begin Raw records
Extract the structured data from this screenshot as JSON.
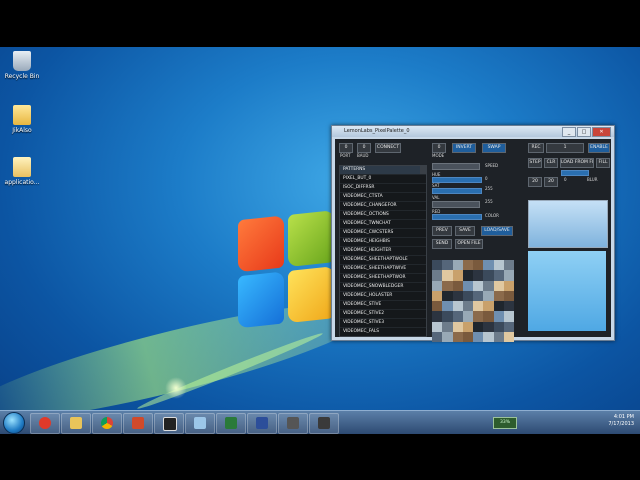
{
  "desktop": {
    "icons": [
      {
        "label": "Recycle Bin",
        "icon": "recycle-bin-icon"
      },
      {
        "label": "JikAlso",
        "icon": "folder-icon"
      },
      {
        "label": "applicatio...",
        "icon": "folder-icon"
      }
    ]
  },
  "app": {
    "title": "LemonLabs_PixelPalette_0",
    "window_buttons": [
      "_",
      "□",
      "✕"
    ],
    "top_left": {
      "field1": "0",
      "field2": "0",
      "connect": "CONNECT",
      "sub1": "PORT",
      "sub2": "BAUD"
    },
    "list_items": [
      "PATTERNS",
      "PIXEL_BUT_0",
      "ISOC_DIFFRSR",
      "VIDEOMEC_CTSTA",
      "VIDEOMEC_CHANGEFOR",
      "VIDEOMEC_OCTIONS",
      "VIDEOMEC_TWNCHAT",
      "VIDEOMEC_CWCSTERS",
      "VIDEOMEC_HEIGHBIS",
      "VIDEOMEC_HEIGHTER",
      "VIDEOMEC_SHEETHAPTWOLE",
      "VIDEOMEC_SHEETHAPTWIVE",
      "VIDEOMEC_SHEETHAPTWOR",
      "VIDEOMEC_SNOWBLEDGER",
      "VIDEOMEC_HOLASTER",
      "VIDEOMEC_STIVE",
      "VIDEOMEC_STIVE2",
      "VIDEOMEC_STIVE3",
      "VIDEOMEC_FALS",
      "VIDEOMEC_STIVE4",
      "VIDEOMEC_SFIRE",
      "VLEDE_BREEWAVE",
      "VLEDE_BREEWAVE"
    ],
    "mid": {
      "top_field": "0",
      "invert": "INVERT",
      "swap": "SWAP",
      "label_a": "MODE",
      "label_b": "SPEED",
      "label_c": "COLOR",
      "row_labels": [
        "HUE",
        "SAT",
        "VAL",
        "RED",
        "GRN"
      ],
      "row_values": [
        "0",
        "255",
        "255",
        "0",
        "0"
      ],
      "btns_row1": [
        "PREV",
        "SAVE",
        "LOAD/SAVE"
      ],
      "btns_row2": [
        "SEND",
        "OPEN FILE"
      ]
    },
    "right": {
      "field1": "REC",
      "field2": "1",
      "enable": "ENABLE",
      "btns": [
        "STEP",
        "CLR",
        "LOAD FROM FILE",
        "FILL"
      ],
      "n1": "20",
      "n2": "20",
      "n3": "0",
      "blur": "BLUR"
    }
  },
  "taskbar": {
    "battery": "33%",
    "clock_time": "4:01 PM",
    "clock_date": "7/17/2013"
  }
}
end Raw records
▸ **What to produce**:
The records above must be transcribed exactly. Pictures are left out of the copy.

▸ **Result of this exercise**:
Extract the structured data from this screenshot as JSON.
{
  "desktop": {
    "icons": [
      {
        "label": "Recycle Bin",
        "icon": "recycle-bin-icon"
      },
      {
        "label": "JikAlso",
        "icon": "folder-icon"
      },
      {
        "label": "applicatio...",
        "icon": "folder-icon"
      }
    ]
  },
  "app": {
    "title": "LemonLabs_PixelPalette_0",
    "window_buttons": [
      "_",
      "□",
      "✕"
    ],
    "top_left": {
      "field1": "0",
      "field2": "0",
      "connect": "CONNECT",
      "sub1": "PORT",
      "sub2": "BAUD"
    },
    "list_items": [
      "PATTERNS",
      "PIXEL_BUT_0",
      "ISOC_DIFFRSR",
      "VIDEOMEC_CTSTA",
      "VIDEOMEC_CHANGEFOR",
      "VIDEOMEC_OCTIONS",
      "VIDEOMEC_TWNCHAT",
      "VIDEOMEC_CWCSTERS",
      "VIDEOMEC_HEIGHBIS",
      "VIDEOMEC_HEIGHTER",
      "VIDEOMEC_SHEETHAPTWOLE",
      "VIDEOMEC_SHEETHAPTWIVE",
      "VIDEOMEC_SHEETHAPTWOR",
      "VIDEOMEC_SNOWBLEDGER",
      "VIDEOMEC_HOLASTER",
      "VIDEOMEC_STIVE",
      "VIDEOMEC_STIVE2",
      "VIDEOMEC_STIVE3",
      "VIDEOMEC_FALS",
      "VIDEOMEC_STIVE4",
      "VIDEOMEC_SFIRE",
      "VLEDE_BREEWAVE",
      "VLEDE_BREEWAVE"
    ],
    "mid": {
      "top_field": "0",
      "invert": "INVERT",
      "swap": "SWAP",
      "label_a": "MODE",
      "label_b": "SPEED",
      "label_c": "COLOR",
      "row_labels": [
        "HUE",
        "SAT",
        "VAL",
        "RED",
        "GRN"
      ],
      "row_values": [
        "0",
        "255",
        "255",
        "0",
        "0"
      ],
      "btns_row1": [
        "PREV",
        "SAVE",
        "LOAD/SAVE"
      ],
      "btns_row2": [
        "SEND",
        "OPEN FILE"
      ]
    },
    "right": {
      "field1": "REC",
      "field2": "1",
      "enable": "ENABLE",
      "btns": [
        "STEP",
        "CLR",
        "LOAD FROM FILE",
        "FILL"
      ],
      "n1": "20",
      "n2": "20",
      "n3": "0",
      "blur": "BLUR"
    }
  },
  "taskbar": {
    "battery": "33%",
    "clock_time": "4:01 PM",
    "clock_date": "7/17/2013"
  }
}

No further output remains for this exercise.